SECCIÓN DEL TEXTO:
┌────────

Estas tres historias, con un mismo personaje, podrían completarse con cientos de historias protagonizadas por otras tantas personas en situaciones similares. Pero ¿Qué sucede en la cabeza de algunos cuando deben evaluar a un vecino, o a un conocido? ¿Un vecino no puede protagonizar un hecho público, generar un producto de interés colectivo, concretar una obra de mediana trascendencia? ¿Un vecino, un conocido, un pariente, sólo puede aspirar a ser una repetición de otro vecino, de otro conocido, de otro pariente? ¿Por qué un escritor que nos agrada (y que no vive de lo que escribe) no puede ser, al mismo tiempo, un vendedor de publicidad, o de maderas, o de vinos?
Algo así sucede con los científicos reconocidos y con los músicos y con los actores y con todos los que lograron superar aunque sólo fuera un centímetro la tapia que los acorralaba.

└────────

INSTRUCCIÓN:
Transcribe de forma literal, del texto sobre cómo se juzga a vecinos y conocidos, todo lo que va desde "Estas tres historias, con" hasta "o de vinos?". Los registros no cumplen ningún papel aquí.

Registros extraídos
┌────────

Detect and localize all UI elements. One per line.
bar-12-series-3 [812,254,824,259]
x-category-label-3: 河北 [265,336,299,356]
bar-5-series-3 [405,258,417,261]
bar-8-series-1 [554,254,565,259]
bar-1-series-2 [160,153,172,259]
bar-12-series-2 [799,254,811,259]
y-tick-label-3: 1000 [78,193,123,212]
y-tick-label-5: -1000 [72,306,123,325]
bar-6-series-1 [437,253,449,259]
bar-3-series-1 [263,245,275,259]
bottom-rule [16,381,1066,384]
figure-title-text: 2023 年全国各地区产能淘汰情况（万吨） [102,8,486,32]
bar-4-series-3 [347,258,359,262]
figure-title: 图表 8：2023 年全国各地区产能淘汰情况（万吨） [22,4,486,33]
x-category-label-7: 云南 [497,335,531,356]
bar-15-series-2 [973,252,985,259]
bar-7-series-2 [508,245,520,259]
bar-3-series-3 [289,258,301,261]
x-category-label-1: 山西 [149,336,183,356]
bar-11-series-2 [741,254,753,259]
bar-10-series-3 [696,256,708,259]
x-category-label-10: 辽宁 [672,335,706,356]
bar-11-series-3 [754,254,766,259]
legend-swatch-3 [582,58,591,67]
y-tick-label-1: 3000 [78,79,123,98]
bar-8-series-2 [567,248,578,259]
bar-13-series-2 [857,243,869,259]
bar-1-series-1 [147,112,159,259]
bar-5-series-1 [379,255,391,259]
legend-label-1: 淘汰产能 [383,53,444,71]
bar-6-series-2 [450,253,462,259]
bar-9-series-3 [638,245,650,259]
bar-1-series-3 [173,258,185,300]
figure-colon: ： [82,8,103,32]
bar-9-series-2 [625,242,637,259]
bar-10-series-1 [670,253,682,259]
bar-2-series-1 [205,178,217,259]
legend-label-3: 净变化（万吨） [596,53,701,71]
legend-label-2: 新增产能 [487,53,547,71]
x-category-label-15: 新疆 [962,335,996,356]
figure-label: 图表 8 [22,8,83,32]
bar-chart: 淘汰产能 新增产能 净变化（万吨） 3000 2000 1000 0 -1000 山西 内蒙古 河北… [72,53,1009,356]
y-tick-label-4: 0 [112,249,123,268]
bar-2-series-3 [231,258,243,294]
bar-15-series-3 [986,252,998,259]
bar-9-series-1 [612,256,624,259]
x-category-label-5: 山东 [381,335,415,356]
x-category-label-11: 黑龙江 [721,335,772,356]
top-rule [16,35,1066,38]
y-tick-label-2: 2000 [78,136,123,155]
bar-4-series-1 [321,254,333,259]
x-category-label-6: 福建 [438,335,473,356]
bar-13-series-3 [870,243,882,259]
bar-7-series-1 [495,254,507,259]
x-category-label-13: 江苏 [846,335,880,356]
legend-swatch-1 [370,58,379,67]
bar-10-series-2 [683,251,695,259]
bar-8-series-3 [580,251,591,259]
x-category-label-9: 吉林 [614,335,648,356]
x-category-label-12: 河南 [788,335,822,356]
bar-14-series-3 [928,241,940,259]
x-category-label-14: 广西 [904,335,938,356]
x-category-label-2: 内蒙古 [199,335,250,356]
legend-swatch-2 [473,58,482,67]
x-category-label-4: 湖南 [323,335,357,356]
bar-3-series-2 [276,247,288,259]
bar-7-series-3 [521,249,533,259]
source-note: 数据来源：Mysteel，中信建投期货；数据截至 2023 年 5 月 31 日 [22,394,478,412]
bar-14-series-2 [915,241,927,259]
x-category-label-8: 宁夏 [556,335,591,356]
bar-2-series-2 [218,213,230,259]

└────────

RESPUESTA:
Estas tres historias, con un mismo personaje, podrían completarse con cientos de historias protagonizadas por otras tantas personas en situaciones similares. Pero ¿Qué sucede en la cabeza de algunos cuando deben evaluar a un vecino, o a un conocido? ¿Un vecino no puede protagonizar un hecho público, generar un producto de interés colectivo, concretar una obra de mediana trascendencia? ¿Un vecino, un conocido, un pariente, sólo puede aspirar a ser una repetición de otro vecino, de otro conocido, de otro pariente? ¿Por qué un escritor que nos agrada (y que no vive de lo que escribe) no puede ser, al mismo tiempo, un vendedor de publicidad, o de maderas, o de vinos?